_Dataset_
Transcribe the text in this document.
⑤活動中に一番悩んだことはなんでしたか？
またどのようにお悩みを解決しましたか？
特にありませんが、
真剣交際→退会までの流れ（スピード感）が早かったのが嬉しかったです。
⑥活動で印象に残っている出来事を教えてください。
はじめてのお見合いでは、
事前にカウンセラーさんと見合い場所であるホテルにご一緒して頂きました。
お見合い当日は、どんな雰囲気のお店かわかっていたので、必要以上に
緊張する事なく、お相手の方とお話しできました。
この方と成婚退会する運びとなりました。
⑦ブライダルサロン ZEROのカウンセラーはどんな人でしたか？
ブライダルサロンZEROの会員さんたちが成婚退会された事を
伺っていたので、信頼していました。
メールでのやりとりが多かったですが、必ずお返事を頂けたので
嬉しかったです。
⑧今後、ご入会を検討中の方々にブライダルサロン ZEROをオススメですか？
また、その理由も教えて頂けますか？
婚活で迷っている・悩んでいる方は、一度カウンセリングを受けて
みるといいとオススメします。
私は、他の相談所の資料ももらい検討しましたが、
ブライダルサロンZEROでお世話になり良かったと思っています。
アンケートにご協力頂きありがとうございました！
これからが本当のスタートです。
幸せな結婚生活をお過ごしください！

_Work to complete_
Print the material verbatim, all of it.

_Solution for this problem_
Transcribe the text in this document.
⑤活動中に一番悩んだことはなんでしたか？
またどのようにお悩みを解決しましたか？
特にありませんが、
真剣交際→退会までの流れ（スピード感）が早かったのが嬉しかったです。
⑥活動で印象に残っている出来事を教えてください。
はじめてのお見合いでは、
事前にカウンセラーさんと見合い場所であるホテルにご一緒して頂きました。
お見合い当日は、どんな雰囲気のお店かわかっていたので、必要以上に
緊張する事なく、お相手の方とお話しできました。
この方と成婚退会する運びとなりました。
⑦ブライダルサロン ZEROのカウンセラーはどんな人でしたか？
ブライダルサロンZEROの会員さんたちが成婚退会された事を
伺っていたので、信頼していました。
メールでのやりとりが多かったですが、必ずお返事を頂けたので
嬉しかったです。
⑧今後、ご入会を検討中の方々にブライダルサロン ZEROをオススメですか？
また、その理由も教えて頂けますか？
婚活で迷っている・悩んでいる方は、一度カウンセリングを受けて
みるといいとオススメします。
私は、他の相談所の資料ももらい検討しましたが、
ブライダルサロンZEROでお世話になり良かったと思っています。
アンケートにご協力頂きありがとうございました！
これからが本当のスタートです。
幸せな結婚生活をお過ごしください！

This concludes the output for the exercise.